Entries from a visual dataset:
╭──
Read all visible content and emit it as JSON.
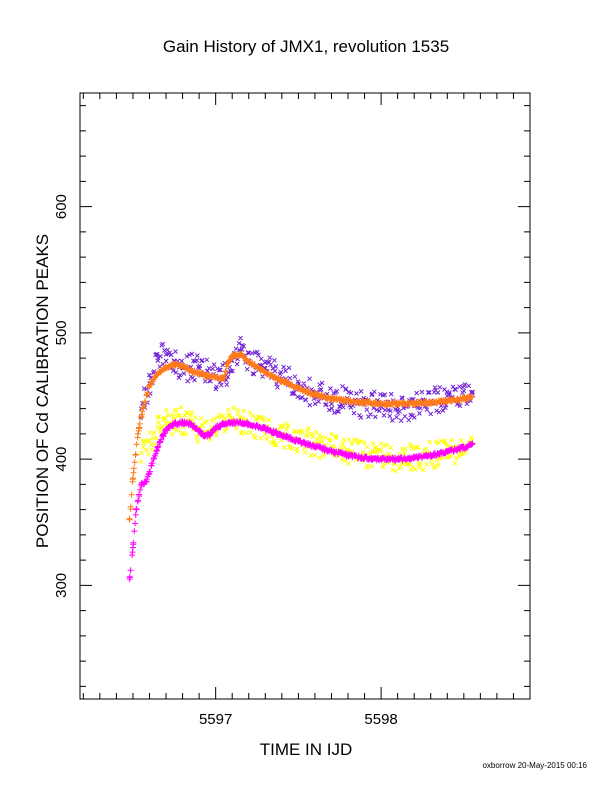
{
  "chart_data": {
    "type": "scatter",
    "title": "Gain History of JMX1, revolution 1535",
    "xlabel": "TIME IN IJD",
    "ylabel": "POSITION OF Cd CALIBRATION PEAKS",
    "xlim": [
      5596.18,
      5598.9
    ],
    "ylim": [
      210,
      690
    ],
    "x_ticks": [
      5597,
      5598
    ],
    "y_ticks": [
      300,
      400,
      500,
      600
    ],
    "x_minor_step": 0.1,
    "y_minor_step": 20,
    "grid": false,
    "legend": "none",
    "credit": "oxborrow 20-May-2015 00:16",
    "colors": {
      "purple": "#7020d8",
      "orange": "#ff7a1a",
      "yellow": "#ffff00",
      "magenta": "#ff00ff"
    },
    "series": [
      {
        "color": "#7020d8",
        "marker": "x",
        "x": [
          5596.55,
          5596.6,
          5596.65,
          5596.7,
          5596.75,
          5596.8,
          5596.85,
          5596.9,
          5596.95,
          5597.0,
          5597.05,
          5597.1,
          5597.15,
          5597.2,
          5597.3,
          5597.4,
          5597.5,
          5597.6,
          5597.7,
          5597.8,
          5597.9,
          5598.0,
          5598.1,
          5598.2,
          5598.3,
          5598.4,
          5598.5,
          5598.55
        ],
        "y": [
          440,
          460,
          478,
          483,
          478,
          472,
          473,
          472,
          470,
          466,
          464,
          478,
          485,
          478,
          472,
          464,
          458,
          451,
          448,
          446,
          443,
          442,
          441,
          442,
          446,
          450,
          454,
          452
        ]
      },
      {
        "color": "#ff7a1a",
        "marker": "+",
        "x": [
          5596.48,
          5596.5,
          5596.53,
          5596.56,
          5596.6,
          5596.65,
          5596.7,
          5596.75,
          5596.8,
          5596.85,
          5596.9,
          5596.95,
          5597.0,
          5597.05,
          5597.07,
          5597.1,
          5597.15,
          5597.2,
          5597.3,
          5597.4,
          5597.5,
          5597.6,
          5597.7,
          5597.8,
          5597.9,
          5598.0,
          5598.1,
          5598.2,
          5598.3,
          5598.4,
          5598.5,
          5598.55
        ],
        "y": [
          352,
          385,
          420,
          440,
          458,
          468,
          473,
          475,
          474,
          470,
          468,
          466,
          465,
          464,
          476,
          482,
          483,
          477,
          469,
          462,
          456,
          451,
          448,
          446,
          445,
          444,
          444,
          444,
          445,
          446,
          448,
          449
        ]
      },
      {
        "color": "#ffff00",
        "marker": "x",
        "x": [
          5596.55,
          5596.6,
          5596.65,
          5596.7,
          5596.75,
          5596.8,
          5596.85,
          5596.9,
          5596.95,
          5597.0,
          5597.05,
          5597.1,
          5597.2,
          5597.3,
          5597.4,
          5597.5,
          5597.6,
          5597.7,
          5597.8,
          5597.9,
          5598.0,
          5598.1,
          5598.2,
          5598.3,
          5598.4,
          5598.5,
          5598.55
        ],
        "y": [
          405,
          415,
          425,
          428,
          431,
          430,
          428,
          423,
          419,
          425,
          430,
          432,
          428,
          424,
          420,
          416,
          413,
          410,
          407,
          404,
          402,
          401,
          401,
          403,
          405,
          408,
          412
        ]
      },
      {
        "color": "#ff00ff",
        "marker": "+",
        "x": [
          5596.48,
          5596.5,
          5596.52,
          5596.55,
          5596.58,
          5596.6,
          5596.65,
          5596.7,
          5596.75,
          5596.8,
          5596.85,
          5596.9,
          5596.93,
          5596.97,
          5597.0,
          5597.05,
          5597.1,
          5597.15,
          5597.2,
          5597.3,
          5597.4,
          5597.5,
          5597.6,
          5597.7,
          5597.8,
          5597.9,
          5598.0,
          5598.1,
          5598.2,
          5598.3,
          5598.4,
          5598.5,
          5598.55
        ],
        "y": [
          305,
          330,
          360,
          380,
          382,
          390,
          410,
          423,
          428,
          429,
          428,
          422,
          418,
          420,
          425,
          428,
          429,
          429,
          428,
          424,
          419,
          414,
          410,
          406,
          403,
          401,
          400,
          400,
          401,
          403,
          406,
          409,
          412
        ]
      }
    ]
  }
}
╰──
* What is asked
Leave out all pictures, then copy the remaining material exactly.

* Exercise answer
Read all visible content and emit it as JSON.
{
  "chart_data": {
    "type": "scatter",
    "title": "Gain History of JMX1, revolution 1535",
    "xlabel": "TIME IN IJD",
    "ylabel": "POSITION OF Cd CALIBRATION PEAKS",
    "xlim": [
      5596.18,
      5598.9
    ],
    "ylim": [
      210,
      690
    ],
    "x_ticks": [
      5597,
      5598
    ],
    "y_ticks": [
      300,
      400,
      500,
      600
    ],
    "x_minor_step": 0.1,
    "y_minor_step": 20,
    "grid": false,
    "legend": "none",
    "credit": "oxborrow 20-May-2015 00:16",
    "colors": {
      "purple": "#7020d8",
      "orange": "#ff7a1a",
      "yellow": "#ffff00",
      "magenta": "#ff00ff"
    },
    "series": [
      {
        "color": "#7020d8",
        "marker": "x",
        "x": [
          5596.55,
          5596.6,
          5596.65,
          5596.7,
          5596.75,
          5596.8,
          5596.85,
          5596.9,
          5596.95,
          5597.0,
          5597.05,
          5597.1,
          5597.15,
          5597.2,
          5597.3,
          5597.4,
          5597.5,
          5597.6,
          5597.7,
          5597.8,
          5597.9,
          5598.0,
          5598.1,
          5598.2,
          5598.3,
          5598.4,
          5598.5,
          5598.55
        ],
        "y": [
          440,
          460,
          478,
          483,
          478,
          472,
          473,
          472,
          470,
          466,
          464,
          478,
          485,
          478,
          472,
          464,
          458,
          451,
          448,
          446,
          443,
          442,
          441,
          442,
          446,
          450,
          454,
          452
        ]
      },
      {
        "color": "#ff7a1a",
        "marker": "+",
        "x": [
          5596.48,
          5596.5,
          5596.53,
          5596.56,
          5596.6,
          5596.65,
          5596.7,
          5596.75,
          5596.8,
          5596.85,
          5596.9,
          5596.95,
          5597.0,
          5597.05,
          5597.07,
          5597.1,
          5597.15,
          5597.2,
          5597.3,
          5597.4,
          5597.5,
          5597.6,
          5597.7,
          5597.8,
          5597.9,
          5598.0,
          5598.1,
          5598.2,
          5598.3,
          5598.4,
          5598.5,
          5598.55
        ],
        "y": [
          352,
          385,
          420,
          440,
          458,
          468,
          473,
          475,
          474,
          470,
          468,
          466,
          465,
          464,
          476,
          482,
          483,
          477,
          469,
          462,
          456,
          451,
          448,
          446,
          445,
          444,
          444,
          444,
          445,
          446,
          448,
          449
        ]
      },
      {
        "color": "#ffff00",
        "marker": "x",
        "x": [
          5596.55,
          5596.6,
          5596.65,
          5596.7,
          5596.75,
          5596.8,
          5596.85,
          5596.9,
          5596.95,
          5597.0,
          5597.05,
          5597.1,
          5597.2,
          5597.3,
          5597.4,
          5597.5,
          5597.6,
          5597.7,
          5597.8,
          5597.9,
          5598.0,
          5598.1,
          5598.2,
          5598.3,
          5598.4,
          5598.5,
          5598.55
        ],
        "y": [
          405,
          415,
          425,
          428,
          431,
          430,
          428,
          423,
          419,
          425,
          430,
          432,
          428,
          424,
          420,
          416,
          413,
          410,
          407,
          404,
          402,
          401,
          401,
          403,
          405,
          408,
          412
        ]
      },
      {
        "color": "#ff00ff",
        "marker": "+",
        "x": [
          5596.48,
          5596.5,
          5596.52,
          5596.55,
          5596.58,
          5596.6,
          5596.65,
          5596.7,
          5596.75,
          5596.8,
          5596.85,
          5596.9,
          5596.93,
          5596.97,
          5597.0,
          5597.05,
          5597.1,
          5597.15,
          5597.2,
          5597.3,
          5597.4,
          5597.5,
          5597.6,
          5597.7,
          5597.8,
          5597.9,
          5598.0,
          5598.1,
          5598.2,
          5598.3,
          5598.4,
          5598.5,
          5598.55
        ],
        "y": [
          305,
          330,
          360,
          380,
          382,
          390,
          410,
          423,
          428,
          429,
          428,
          422,
          418,
          420,
          425,
          428,
          429,
          429,
          428,
          424,
          419,
          414,
          410,
          406,
          403,
          401,
          400,
          400,
          401,
          403,
          406,
          409,
          412
        ]
      }
    ]
  }
}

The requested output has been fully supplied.